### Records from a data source
======
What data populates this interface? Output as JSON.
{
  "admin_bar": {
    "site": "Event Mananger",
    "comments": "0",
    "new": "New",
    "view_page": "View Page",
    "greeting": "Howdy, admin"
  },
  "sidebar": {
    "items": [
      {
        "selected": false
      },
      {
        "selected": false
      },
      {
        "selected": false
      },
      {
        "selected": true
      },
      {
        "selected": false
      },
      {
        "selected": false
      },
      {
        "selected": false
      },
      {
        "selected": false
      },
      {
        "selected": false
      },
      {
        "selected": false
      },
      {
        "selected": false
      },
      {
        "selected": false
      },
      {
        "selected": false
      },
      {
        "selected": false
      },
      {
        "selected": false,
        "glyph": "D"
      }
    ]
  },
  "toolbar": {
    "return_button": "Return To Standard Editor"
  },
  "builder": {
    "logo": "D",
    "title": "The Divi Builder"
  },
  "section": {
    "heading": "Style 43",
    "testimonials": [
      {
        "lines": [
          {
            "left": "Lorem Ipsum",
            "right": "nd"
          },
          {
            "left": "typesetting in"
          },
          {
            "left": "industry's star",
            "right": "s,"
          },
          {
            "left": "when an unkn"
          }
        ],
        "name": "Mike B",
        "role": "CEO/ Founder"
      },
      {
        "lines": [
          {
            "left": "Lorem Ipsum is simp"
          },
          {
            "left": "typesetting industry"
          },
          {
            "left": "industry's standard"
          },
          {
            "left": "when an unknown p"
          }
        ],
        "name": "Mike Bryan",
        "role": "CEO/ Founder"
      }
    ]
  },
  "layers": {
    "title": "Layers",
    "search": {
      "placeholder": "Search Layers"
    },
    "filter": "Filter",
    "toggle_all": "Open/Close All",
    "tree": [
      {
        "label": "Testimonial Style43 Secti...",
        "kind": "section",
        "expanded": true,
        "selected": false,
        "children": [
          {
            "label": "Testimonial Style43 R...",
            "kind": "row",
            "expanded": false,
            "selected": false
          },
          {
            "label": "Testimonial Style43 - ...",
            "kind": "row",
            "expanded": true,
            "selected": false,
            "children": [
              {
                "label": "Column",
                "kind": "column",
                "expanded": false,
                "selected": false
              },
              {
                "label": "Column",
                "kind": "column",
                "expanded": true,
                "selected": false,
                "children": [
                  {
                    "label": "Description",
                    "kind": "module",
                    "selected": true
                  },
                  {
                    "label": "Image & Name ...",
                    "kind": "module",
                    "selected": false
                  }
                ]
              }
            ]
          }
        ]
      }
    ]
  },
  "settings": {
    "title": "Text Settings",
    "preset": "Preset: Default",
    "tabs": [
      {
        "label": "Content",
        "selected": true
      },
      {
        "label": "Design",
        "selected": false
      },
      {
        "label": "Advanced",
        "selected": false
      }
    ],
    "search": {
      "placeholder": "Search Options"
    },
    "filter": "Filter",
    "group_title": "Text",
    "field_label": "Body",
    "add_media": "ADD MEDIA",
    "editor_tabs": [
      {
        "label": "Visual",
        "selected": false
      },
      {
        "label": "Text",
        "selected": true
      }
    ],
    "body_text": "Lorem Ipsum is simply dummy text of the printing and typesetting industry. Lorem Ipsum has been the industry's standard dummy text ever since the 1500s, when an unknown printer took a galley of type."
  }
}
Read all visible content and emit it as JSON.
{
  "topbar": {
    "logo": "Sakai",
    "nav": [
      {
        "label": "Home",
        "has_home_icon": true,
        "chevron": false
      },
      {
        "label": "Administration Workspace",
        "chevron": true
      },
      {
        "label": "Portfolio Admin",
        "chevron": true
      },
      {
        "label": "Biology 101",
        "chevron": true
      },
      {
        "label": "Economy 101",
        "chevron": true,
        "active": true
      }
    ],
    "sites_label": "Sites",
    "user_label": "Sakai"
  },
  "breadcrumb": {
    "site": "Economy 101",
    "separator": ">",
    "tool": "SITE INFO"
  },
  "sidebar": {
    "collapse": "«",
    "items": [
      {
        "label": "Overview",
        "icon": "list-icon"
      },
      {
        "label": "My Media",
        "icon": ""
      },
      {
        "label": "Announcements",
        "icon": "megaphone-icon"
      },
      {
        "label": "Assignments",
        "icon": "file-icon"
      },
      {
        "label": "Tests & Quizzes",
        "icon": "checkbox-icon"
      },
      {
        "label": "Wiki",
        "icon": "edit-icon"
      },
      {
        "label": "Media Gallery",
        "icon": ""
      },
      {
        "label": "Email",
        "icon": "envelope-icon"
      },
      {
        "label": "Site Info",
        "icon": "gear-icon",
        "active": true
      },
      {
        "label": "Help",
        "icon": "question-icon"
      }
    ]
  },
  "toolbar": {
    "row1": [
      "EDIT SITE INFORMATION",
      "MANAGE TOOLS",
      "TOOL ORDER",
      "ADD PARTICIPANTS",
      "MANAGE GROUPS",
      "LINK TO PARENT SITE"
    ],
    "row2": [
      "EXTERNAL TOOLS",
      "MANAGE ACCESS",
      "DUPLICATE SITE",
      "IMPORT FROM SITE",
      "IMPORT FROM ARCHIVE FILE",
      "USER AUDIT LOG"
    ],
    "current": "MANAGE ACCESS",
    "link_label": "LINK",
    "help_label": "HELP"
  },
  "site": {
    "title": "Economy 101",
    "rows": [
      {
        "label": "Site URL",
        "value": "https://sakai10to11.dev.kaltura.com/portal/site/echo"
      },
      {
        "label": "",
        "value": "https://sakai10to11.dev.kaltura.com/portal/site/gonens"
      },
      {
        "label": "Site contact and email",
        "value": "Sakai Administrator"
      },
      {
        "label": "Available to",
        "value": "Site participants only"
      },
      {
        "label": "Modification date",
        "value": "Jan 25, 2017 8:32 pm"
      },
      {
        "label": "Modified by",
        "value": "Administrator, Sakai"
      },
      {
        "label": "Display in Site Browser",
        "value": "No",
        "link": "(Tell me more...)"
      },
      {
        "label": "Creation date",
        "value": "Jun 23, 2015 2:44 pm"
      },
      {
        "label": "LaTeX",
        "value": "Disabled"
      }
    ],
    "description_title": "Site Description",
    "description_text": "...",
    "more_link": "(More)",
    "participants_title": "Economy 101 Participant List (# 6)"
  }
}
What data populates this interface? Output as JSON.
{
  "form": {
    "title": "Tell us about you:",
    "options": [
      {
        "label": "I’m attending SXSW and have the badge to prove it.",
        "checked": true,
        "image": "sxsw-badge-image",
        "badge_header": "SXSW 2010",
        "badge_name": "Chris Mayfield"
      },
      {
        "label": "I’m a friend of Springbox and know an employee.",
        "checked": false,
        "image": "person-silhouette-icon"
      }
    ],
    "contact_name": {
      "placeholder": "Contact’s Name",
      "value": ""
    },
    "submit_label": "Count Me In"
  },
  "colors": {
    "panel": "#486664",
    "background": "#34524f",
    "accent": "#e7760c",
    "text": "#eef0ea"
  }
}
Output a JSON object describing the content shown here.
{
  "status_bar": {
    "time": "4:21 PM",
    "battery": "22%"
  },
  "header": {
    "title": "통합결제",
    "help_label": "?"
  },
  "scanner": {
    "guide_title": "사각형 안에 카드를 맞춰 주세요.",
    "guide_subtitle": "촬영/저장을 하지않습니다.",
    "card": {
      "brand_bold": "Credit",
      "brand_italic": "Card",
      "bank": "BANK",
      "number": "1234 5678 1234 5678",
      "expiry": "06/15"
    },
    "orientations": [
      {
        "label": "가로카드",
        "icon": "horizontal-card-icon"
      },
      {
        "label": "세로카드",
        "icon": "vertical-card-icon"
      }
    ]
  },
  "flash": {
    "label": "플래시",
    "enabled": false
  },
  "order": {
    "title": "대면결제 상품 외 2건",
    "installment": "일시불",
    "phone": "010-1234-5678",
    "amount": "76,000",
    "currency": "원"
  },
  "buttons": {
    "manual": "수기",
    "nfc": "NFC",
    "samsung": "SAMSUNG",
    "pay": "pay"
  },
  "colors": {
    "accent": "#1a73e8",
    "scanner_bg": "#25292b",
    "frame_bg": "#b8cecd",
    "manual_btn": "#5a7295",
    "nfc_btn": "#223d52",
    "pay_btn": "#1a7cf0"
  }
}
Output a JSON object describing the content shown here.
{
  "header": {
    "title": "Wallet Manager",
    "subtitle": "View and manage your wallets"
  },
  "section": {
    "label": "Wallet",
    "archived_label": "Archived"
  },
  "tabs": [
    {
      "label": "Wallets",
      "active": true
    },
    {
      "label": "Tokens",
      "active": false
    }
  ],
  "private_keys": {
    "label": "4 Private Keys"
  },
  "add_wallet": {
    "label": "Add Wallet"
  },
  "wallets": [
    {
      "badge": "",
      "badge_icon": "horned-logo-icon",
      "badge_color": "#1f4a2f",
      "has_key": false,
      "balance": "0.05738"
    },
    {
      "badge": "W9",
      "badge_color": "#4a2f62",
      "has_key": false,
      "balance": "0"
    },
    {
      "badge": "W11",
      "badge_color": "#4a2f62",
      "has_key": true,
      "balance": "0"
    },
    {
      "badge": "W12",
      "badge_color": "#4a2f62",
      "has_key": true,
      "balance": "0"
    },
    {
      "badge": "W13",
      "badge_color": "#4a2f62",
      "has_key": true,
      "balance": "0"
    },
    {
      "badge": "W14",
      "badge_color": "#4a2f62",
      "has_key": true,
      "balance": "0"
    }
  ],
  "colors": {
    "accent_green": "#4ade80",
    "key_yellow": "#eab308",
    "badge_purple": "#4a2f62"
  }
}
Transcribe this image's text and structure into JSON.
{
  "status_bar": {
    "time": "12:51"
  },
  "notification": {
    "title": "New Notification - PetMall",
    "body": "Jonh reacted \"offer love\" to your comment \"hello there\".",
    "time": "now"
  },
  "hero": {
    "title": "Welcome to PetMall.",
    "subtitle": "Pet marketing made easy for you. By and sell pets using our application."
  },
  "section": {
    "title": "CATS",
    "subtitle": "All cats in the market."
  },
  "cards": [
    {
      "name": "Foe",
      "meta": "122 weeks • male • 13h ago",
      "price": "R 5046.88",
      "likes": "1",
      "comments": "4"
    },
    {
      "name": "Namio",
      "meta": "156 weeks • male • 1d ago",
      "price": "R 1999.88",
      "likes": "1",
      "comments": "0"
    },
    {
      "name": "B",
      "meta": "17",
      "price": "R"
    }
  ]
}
======
Filter the listing above by the word "PetMall"; copy each line that passes.

    "title": "New Notification - PetMall",
    "title": "Welcome to PetMall.",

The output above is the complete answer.